▶ **Aim**: Output the data below in full, character for character.

[START Extracted records]

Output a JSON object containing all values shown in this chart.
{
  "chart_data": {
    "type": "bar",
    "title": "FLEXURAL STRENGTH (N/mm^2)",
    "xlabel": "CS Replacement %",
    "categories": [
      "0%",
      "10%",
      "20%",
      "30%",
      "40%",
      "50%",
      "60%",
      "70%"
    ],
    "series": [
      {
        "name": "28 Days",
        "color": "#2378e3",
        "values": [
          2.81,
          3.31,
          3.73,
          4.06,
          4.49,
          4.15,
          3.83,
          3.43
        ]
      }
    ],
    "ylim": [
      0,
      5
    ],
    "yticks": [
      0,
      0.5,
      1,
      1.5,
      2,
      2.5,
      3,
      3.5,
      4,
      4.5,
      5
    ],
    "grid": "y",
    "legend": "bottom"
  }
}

[END Extracted records]

▶ **Exercise solution**:
Output a JSON object containing all values shown in this chart.
{
  "chart_data": {
    "type": "bar",
    "title": "FLEXURAL STRENGTH (N/mm^2)",
    "xlabel": "CS Replacement %",
    "categories": [
      "0%",
      "10%",
      "20%",
      "30%",
      "40%",
      "50%",
      "60%",
      "70%"
    ],
    "series": [
      {
        "name": "28 Days",
        "color": "#2378e3",
        "values": [
          2.81,
          3.31,
          3.73,
          4.06,
          4.49,
          4.15,
          3.83,
          3.43
        ]
      }
    ],
    "ylim": [
      0,
      5
    ],
    "yticks": [
      0,
      0.5,
      1,
      1.5,
      2,
      2.5,
      3,
      3.5,
      4,
      4.5,
      5
    ],
    "grid": "y",
    "legend": "bottom"
  }
}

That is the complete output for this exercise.